### THE PROBLEM
Return only those lines of the records below in which "acids" appears.

### DATA PROVIDED
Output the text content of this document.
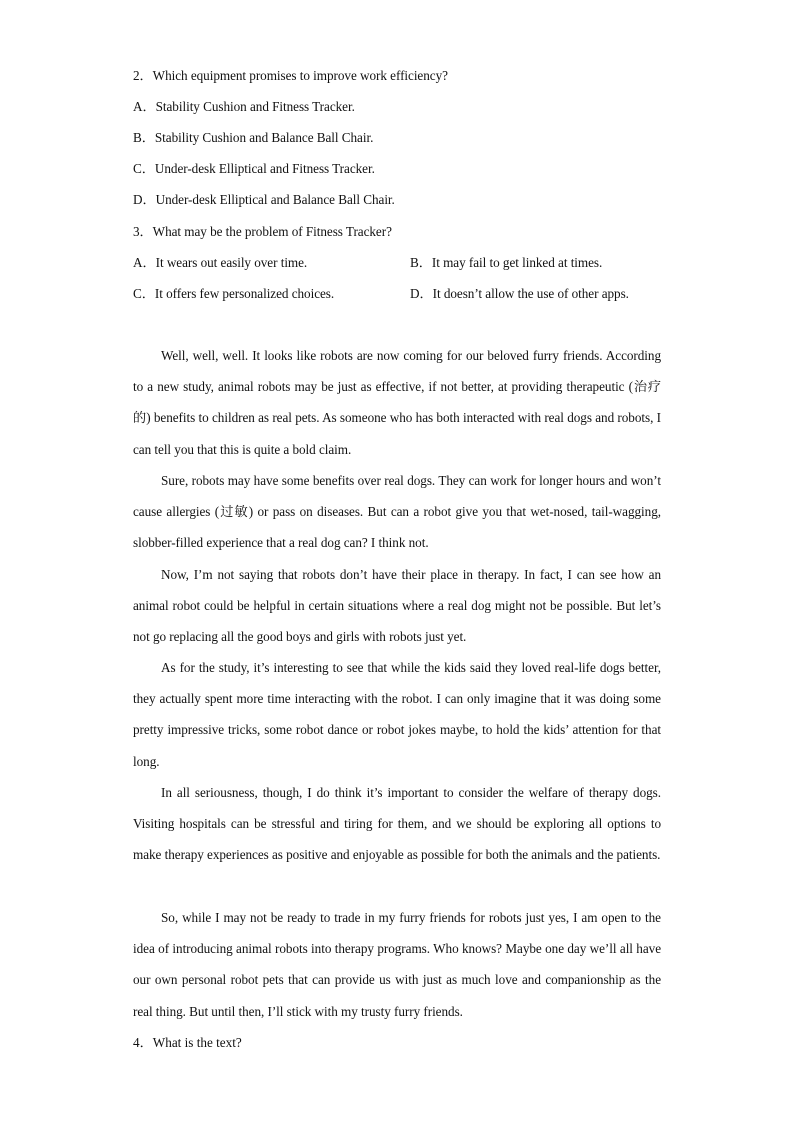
2．Which equipment promises to improve work efficiency?
A．Stability Cushion and Fitness Tracker.
B．Stability Cushion and Balance Ball Chair.
C．Under-desk Elliptical and Fitness Tracker.
D．Under-desk Elliptical and Balance Ball Chair.
3．What may be the problem of Fitness Tracker?
A．It wears out easily over time.	B．It may fail to get linked at times.
C．It offers few personalized choices.	D．It doesn’t allow the use of other apps.
Well, well, well. It looks like robots are now coming for our beloved furry friends. According to a new study, animal robots may be just as effective, if not better, at providing therapeutic (治疗的) benefits to children as real pets. As someone who has both interacted with real dogs and robots, I can tell you that this is quite a bold claim.
Sure, robots may have some benefits over real dogs. They can work for longer hours and won’t cause allergies (过敏) or pass on diseases. But can a robot give you that wet-nosed, tail-wagging, slobber-filled experience that a real dog can? I think not.
Now, I’m not saying that robots don’t have their place in therapy. In fact, I can see how an animal robot could be helpful in certain situations where a real dog might not be possible. But let’s not go replacing all the good boys and girls with robots just yet.
As for the study, it’s interesting to see that while the kids said they loved real-life dogs better, they actually spent more time interacting with the robot. I can only imagine that it was doing some pretty impressive tricks, some robot dance or robot jokes maybe, to hold the kids’ attention for that long.
In all seriousness, though, I do think it’s important to consider the welfare of therapy dogs. Visiting hospitals can be stressful and tiring for them, and we should be exploring all options to make therapy experiences as positive and enjoyable as possible for both the animals and the patients.
So, while I may not be ready to trade in my furry friends for robots just yes, I am open to the idea of introducing animal robots into therapy programs. Who knows? Maybe one day we’ll all have our own personal robot pets that can provide us with just as much love and companionship as the real thing. But until then, I’ll stick with my trusty furry friends.
4．What is the text?
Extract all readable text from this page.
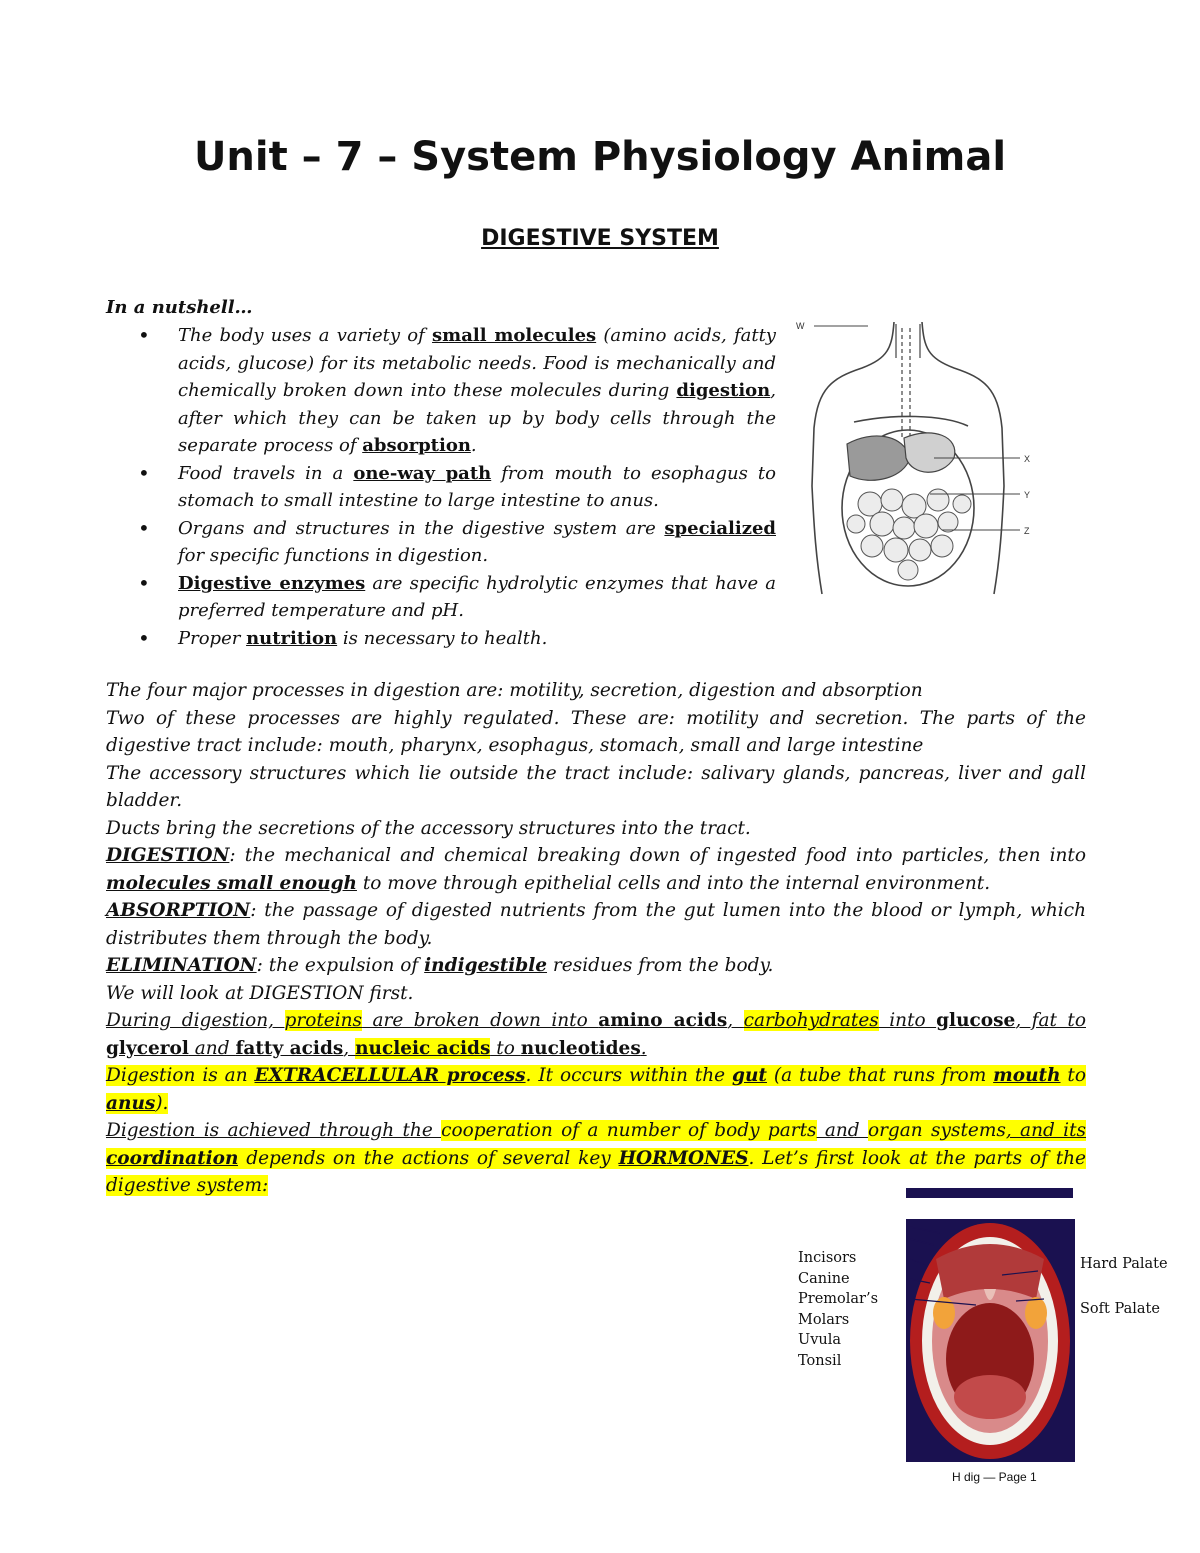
Unit – 7 – System Physiology Animal
DIGESTIVE SYSTEM
In a nutshell…
• The body uses a variety of small molecules (amino acids, fatty acids, glucose) for its metabolic needs. Food is mechanically and chemically broken down into these molecules during digestion, after which they can be taken up by body cells through the separate process of absorption.
• Food travels in a one-way path from mouth to esophagus to stomach to small intestine to large intestine to anus.
• Organs and structures in the digestive system are specialized for specific functions in digestion.
• Digestive enzymes are specific hydrolytic enzymes that have a preferred temperature and pH.
• Proper nutrition is necessary to health.
W
X
Y
Z

The four major processes in digestion are: motility, secretion, digestion and absorption

Two of these processes are highly regulated. These are: motility and secretion. The parts of the digestive tract include: mouth, pharynx, esophagus, stomach, small and large intestine

The accessory structures which lie outside the tract include: salivary glands, pancreas, liver and gall bladder.

Ducts bring the secretions of the accessory structures into the tract.

DIGESTION: the mechanical and chemical breaking down of ingested food into particles, then into molecules small enough to move through epithelial cells and into the internal environment.

ABSORPTION: the passage of digested nutrients from the gut lumen into the blood or lymph, which distributes them through the body.

ELIMINATION: the expulsion of indigestible residues from the body.

We will look at DIGESTION first.

During digestion, proteins are broken down into amino acids, carbohydrates into glucose, fat to glycerol and fatty acids, nucleic acids to nucleotides.

Digestion is an EXTRACELLULAR process. It occurs within the gut (a tube that runs from mouth to anus).

Digestion is achieved through the cooperation of a number of body parts and organ systems, and its coordination depends on the actions of several key HORMONES. Let’s first look at the parts of the digestive system:

Incisors
Canine
Premolar’s
Molars
Uvula
Tonsil
Hard Palate
Soft Palate
H dig — Page 1
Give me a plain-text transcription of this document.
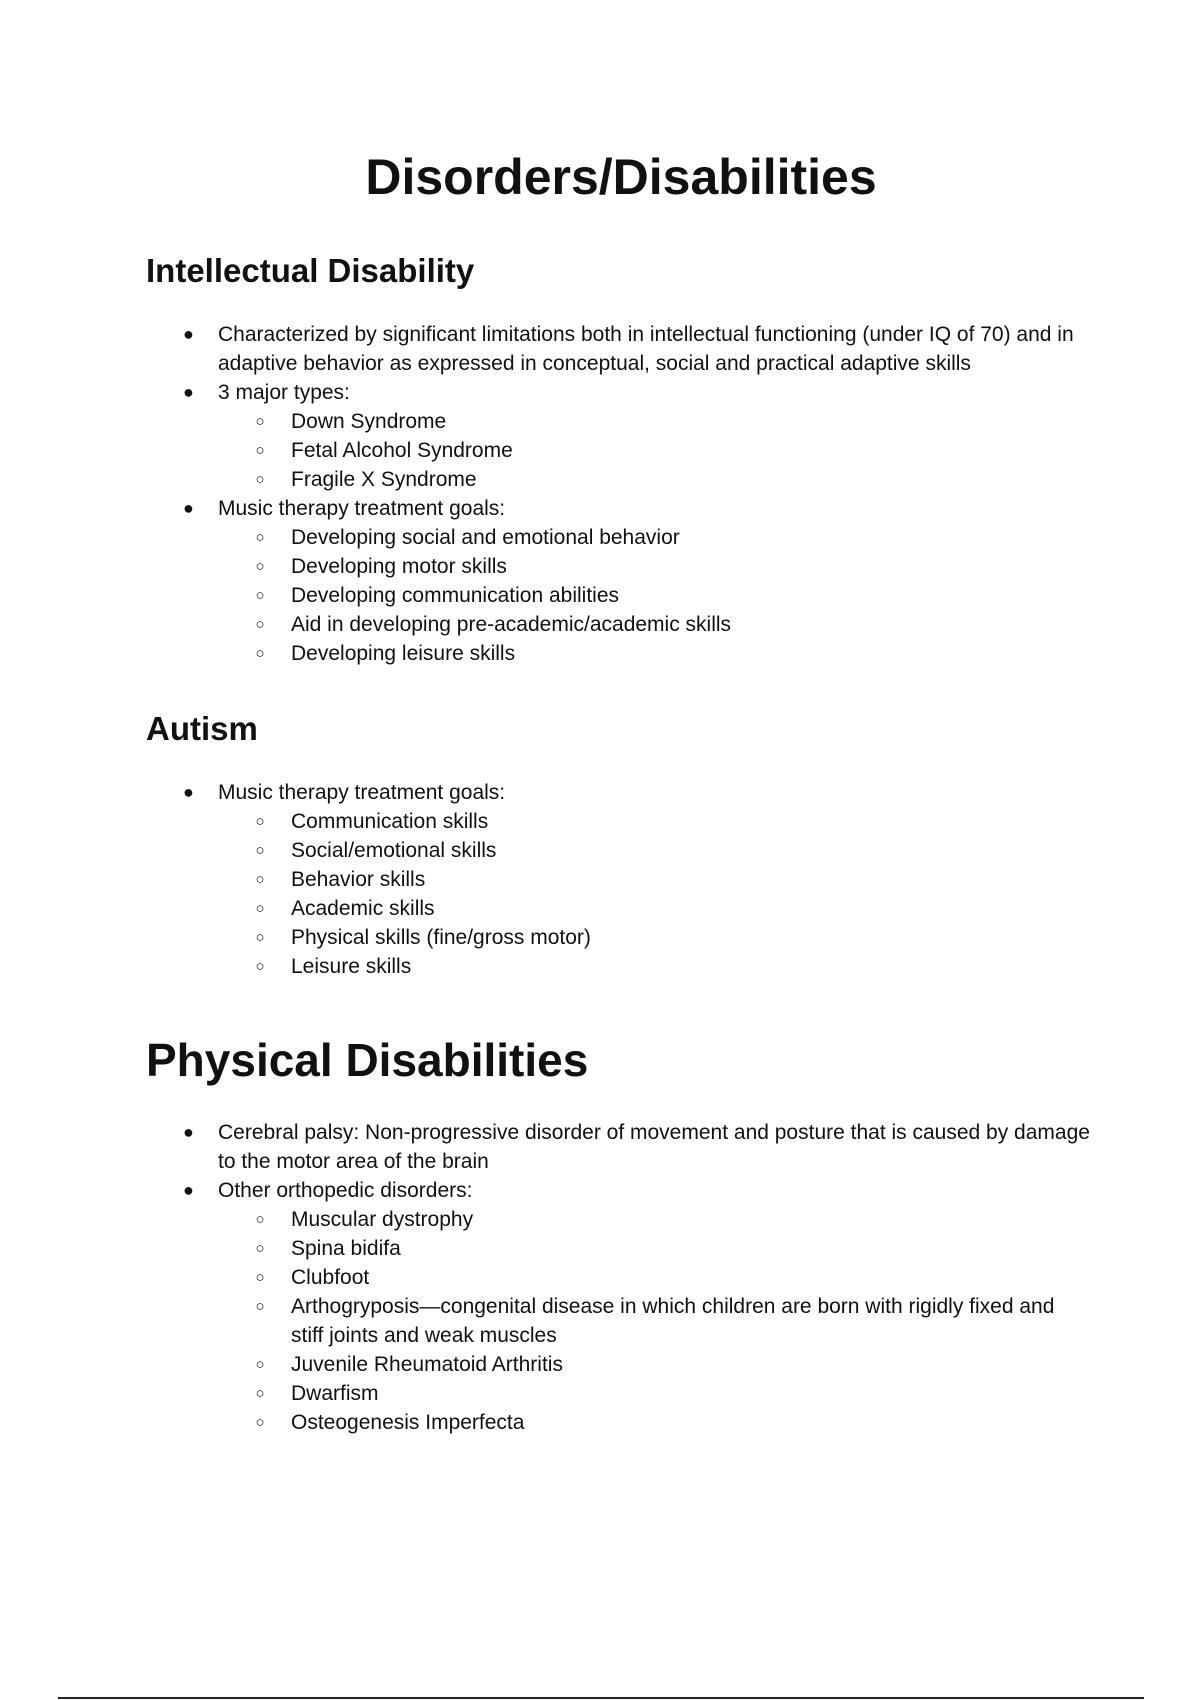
Disorders/Disabilities
Intellectual Disability
● Characterized by significant limitations both in intellectual functioning (under IQ of 70) and in adaptive behavior as expressed in conceptual, social and practical adaptive skills
● 3 major types:
○ Down Syndrome
○ Fetal Alcohol Syndrome
○ Fragile X Syndrome
● Music therapy treatment goals:
○ Developing social and emotional behavior
○ Developing motor skills
○ Developing communication abilities
○ Aid in developing pre-academic/academic skills
○ Developing leisure skills
Autism
● Music therapy treatment goals:
○ Communication skills
○ Social/emotional skills
○ Behavior skills
○ Academic skills
○ Physical skills (fine/gross motor)
○ Leisure skills
Physical Disabilities
● Cerebral palsy: Non-progressive disorder of movement and posture that is caused by damage to the motor area of the brain
● Other orthopedic disorders:
○ Muscular dystrophy
○ Spina bidifa
○ Clubfoot
○ Arthogryposis—congenital disease in which children are born with rigidly fixed and stiff joints and weak muscles
○ Juvenile Rheumatoid Arthritis
○ Dwarfism
○ Osteogenesis Imperfecta
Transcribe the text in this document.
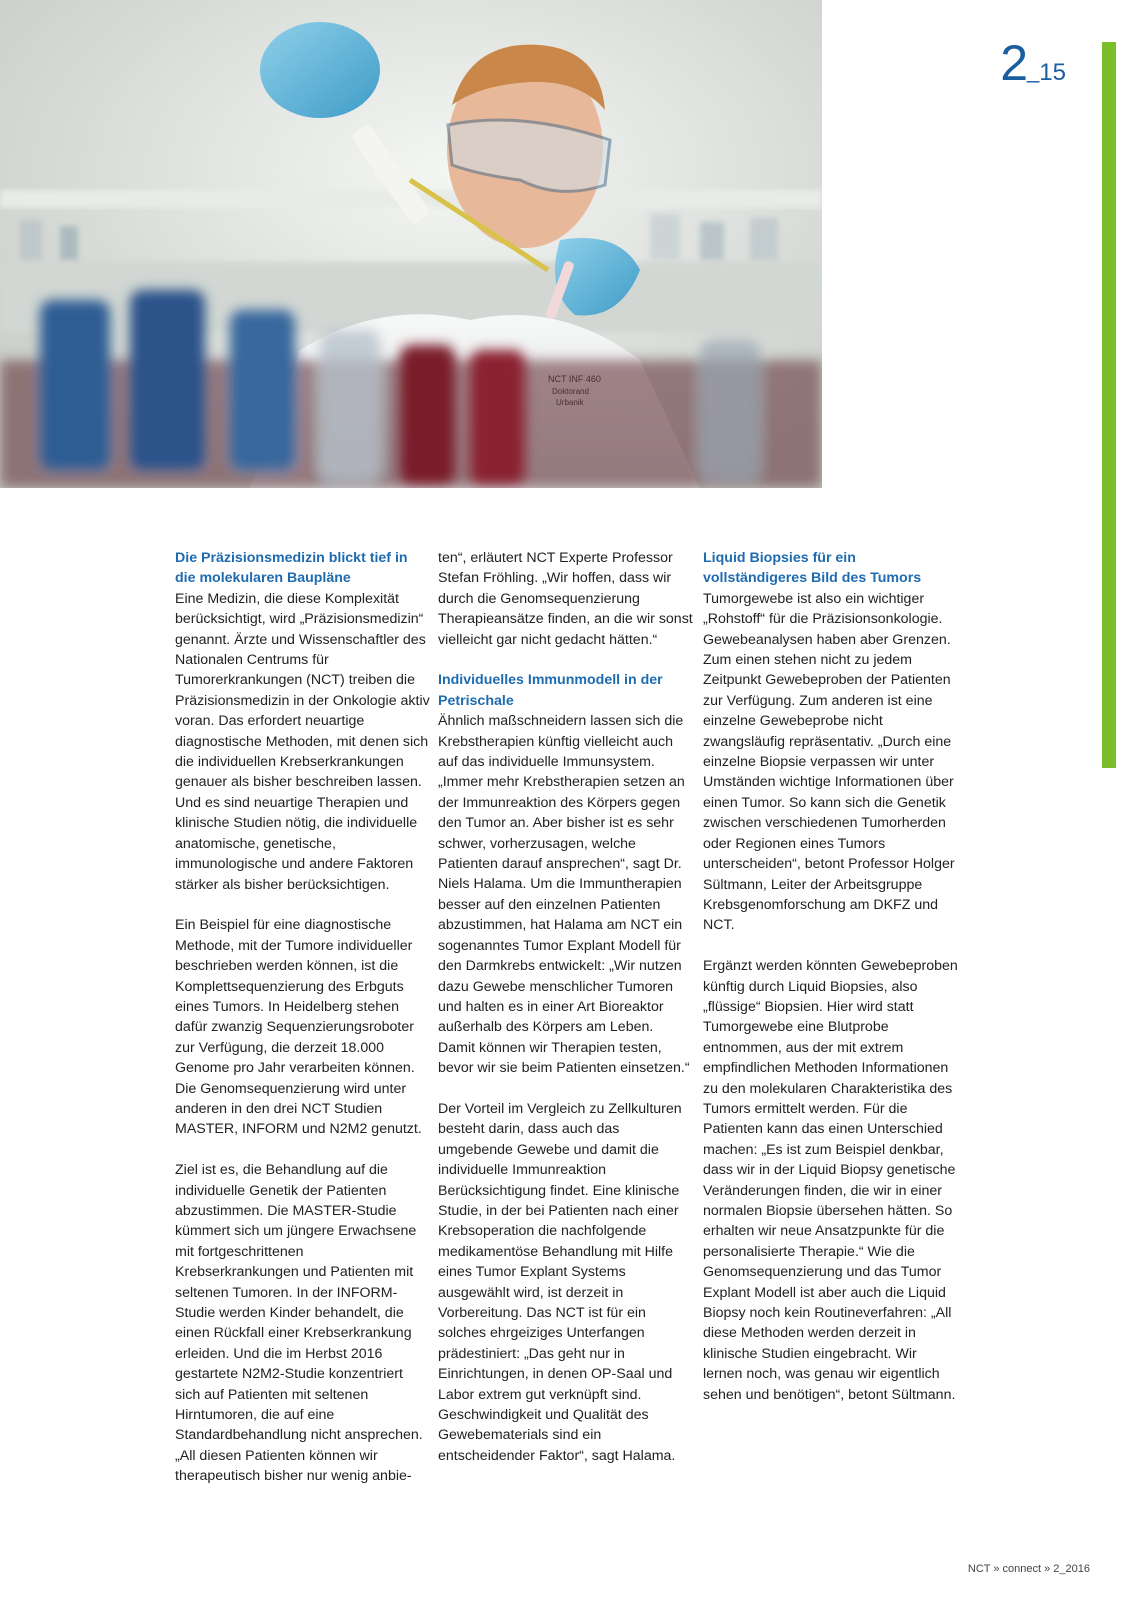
2_15
Die Präzisionsmedizin blickt tief in die molekularen Baupläne

Eine Medizin, die diese Komplexität berücksichtigt, wird „Präzisionsmedizin“ genannt. Ärzte und Wissenschaftler des Nationalen Centrums für Tumorerkrankungen (NCT) treiben die Präzisionsmedizin in der Onkologie aktiv voran. Das erfordert neuartige diagnostische Methoden, mit denen sich die individuellen Krebserkrankungen genauer als bisher beschreiben lassen. Und es sind neuartige Therapien und klinische Studien nötig, die individuelle anatomische, genetische, immunologische und andere Faktoren stärker als bisher berücksichtigen.

Ein Beispiel für eine diagnostische Methode, mit der Tumore individueller beschrieben werden können, ist die Komplettsequenzierung des Erbguts eines Tumors. In Heidelberg stehen dafür zwanzig Sequenzierungsroboter zur Verfügung, die derzeit 18.000 Genome pro Jahr verarbeiten können. Die Genomsequenzierung wird unter anderen in den drei NCT Studien MASTER, INFORM und N2M2 genutzt.

Ziel ist es, die Behandlung auf die individuelle Genetik der Patienten abzustimmen. Die MASTER-Studie kümmert sich um jüngere Erwachsene mit fortgeschrittenen Krebserkrankungen und Patienten mit seltenen Tumoren. In der INFORM-Studie werden Kinder behandelt, die einen Rückfall einer Krebserkrankung erleiden. Und die im Herbst 2016 gestartete N2M2-Studie konzentriert sich auf Patienten mit seltenen Hirntumoren, die auf eine Standardbehandlung nicht ansprechen. „All diesen Patienten können wir therapeutisch bisher nur wenig anbie-

ten“, erläutert NCT Experte Professor Stefan Fröhling. „Wir hoffen, dass wir durch die Genomsequenzierung Therapieansätze finden, an die wir sonst vielleicht gar nicht gedacht hätten.“

Individuelles Immunmodell in der Petrischale

Ähnlich maßschneidern lassen sich die Krebstherapien künftig vielleicht auch auf das individuelle Immunsystem. „Immer mehr Krebstherapien setzen an der Immunreaktion des Körpers gegen den Tumor an. Aber bisher ist es sehr schwer, vorherzusagen, welche Patienten darauf ansprechen“, sagt Dr. Niels Halama. Um die Immuntherapien besser auf den einzelnen Patienten abzustimmen, hat Halama am NCT ein sogenanntes Tumor Explant Modell für den Darmkrebs entwickelt: „Wir nutzen dazu Gewebe menschlicher Tumoren und halten es in einer Art Bioreaktor außerhalb des Körpers am Leben. Damit können wir Therapien testen, bevor wir sie beim Patienten einsetzen.“

Der Vorteil im Vergleich zu Zellkulturen besteht darin, dass auch das umgebende Gewebe und damit die individuelle Immunreaktion Berücksichtigung findet. Eine klinische Studie, in der bei Patienten nach einer Krebsoperation die nachfolgende medikamentöse Behandlung mit Hilfe eines Tumor Explant Systems ausgewählt wird, ist derzeit in Vorbereitung. Das NCT ist für ein solches ehrgeiziges Unterfangen prädestiniert: „Das geht nur in Einrichtungen, in denen OP-Saal und Labor extrem gut verknüpft sind. Geschwindigkeit und Qualität des Gewebematerials sind ein entscheidender Faktor“, sagt Halama.

Liquid Biopsies für ein vollständigeres Bild des Tumors

Tumorgewebe ist also ein wichtiger „Rohstoff“ für die Präzisionsonkologie. Gewebeanalysen haben aber Grenzen. Zum einen stehen nicht zu jedem Zeitpunkt Gewebeproben der Patienten zur Verfügung. Zum anderen ist eine einzelne Gewebeprobe nicht zwangsläufig repräsentativ. „Durch eine einzelne Biopsie verpassen wir unter Umständen wichtige Informationen über einen Tumor. So kann sich die Genetik zwischen verschiedenen Tumorherden oder Regionen eines Tumors unterscheiden“, betont Professor Holger Sültmann, Leiter der Arbeitsgruppe Krebsgenomforschung am DKFZ und NCT.

Ergänzt werden könnten Gewebeproben künftig durch Liquid Biopsies, also „flüssige“ Biopsien. Hier wird statt Tumorgewebe eine Blutprobe entnommen, aus der mit extrem empfindlichen Methoden Informationen zu den molekularen Charakteristika des Tumors ermittelt werden. Für die Patienten kann das einen Unterschied machen: „Es ist zum Beispiel denkbar, dass wir in der Liquid Biopsy genetische Veränderungen finden, die wir in einer normalen Biopsie übersehen hätten. So erhalten wir neue Ansatzpunkte für die personalisierte Therapie.“ Wie die Genomsequenzierung und das Tumor Explant Modell ist aber auch die Liquid Biopsy noch kein Routineverfahren: „All diese Methoden werden derzeit in klinische Studien eingebracht. Wir lernen noch, was genau wir eigentlich sehen und benötigen“, betont Sültmann.

NCT » connect » 2_2016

### EXPECTED ANSWER
• The body uses a variety of small molecules (amino acids, fatty acids, glucose) for its metabolic needs. Food is mechanically and chemically broken down into these molecules during digestion, after which they can be taken up by body cells through the separate process of absorption.
During digestion, proteins are broken down into amino acids, carbohydrates into glucose, fat to glycerol and fatty acids, nucleic acids to nucleotides.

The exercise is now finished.